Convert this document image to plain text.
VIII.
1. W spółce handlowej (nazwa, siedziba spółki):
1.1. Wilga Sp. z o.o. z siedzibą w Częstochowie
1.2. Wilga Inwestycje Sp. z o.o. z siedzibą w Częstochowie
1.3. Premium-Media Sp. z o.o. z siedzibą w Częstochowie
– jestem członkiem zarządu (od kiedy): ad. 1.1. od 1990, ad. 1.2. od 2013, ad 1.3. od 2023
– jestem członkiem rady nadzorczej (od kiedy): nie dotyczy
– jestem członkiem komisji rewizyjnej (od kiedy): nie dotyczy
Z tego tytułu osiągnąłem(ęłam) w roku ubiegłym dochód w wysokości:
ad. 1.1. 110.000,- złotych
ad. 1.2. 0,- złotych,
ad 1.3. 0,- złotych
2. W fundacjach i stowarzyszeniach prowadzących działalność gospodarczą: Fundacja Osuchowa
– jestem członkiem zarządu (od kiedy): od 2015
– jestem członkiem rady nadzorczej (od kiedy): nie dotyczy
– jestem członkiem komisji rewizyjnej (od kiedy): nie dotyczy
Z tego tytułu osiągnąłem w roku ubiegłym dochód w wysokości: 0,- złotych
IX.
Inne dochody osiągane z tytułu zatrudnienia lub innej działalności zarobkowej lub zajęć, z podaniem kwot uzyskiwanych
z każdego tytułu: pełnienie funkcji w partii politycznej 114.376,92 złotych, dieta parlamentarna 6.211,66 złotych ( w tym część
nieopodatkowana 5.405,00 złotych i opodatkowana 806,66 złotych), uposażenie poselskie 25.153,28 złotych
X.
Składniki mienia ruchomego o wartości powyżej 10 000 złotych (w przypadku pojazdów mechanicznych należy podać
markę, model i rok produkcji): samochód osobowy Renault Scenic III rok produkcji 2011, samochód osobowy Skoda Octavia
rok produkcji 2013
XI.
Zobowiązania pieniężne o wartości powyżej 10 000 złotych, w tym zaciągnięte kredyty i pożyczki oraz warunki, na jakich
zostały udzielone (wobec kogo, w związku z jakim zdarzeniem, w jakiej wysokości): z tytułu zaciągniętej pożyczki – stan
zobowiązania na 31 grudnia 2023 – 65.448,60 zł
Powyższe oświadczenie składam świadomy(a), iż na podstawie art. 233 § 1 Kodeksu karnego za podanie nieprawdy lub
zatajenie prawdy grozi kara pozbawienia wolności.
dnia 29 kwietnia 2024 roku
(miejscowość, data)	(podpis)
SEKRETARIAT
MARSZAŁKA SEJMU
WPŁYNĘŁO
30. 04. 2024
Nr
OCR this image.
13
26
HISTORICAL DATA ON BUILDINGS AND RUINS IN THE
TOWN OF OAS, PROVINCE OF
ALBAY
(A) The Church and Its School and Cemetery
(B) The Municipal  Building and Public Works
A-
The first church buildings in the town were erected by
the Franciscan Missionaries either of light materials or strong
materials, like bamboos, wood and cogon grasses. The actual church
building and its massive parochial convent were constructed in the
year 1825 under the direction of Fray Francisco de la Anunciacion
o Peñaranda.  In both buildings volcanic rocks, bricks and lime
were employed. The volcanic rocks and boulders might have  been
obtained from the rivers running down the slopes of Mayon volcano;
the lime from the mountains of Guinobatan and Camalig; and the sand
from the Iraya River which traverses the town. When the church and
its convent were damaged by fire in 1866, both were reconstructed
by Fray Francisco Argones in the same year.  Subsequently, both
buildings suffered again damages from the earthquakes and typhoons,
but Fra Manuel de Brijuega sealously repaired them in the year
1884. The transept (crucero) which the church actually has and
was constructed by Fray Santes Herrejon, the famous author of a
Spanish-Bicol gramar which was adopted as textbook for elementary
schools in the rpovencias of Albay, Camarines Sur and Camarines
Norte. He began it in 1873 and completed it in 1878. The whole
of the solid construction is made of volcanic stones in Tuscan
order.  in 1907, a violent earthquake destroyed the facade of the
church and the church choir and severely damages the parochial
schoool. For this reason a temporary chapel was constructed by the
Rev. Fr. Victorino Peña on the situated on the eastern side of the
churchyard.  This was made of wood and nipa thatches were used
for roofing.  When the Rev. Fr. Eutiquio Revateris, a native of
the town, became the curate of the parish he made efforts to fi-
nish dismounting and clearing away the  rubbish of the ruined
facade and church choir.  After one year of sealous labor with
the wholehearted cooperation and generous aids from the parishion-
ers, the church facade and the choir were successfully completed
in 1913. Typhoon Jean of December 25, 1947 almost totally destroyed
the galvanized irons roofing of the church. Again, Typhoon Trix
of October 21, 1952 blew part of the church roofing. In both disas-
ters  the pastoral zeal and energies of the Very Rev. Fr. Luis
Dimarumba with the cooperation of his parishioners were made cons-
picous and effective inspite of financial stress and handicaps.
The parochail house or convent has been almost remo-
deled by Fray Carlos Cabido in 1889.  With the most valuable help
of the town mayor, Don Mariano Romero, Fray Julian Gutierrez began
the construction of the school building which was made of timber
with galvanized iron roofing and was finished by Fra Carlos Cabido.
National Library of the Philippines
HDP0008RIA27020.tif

▶ _Required work_
Give the number of lines in the entries that include the string "Wilga", and nothing more.

▶ _The response_
2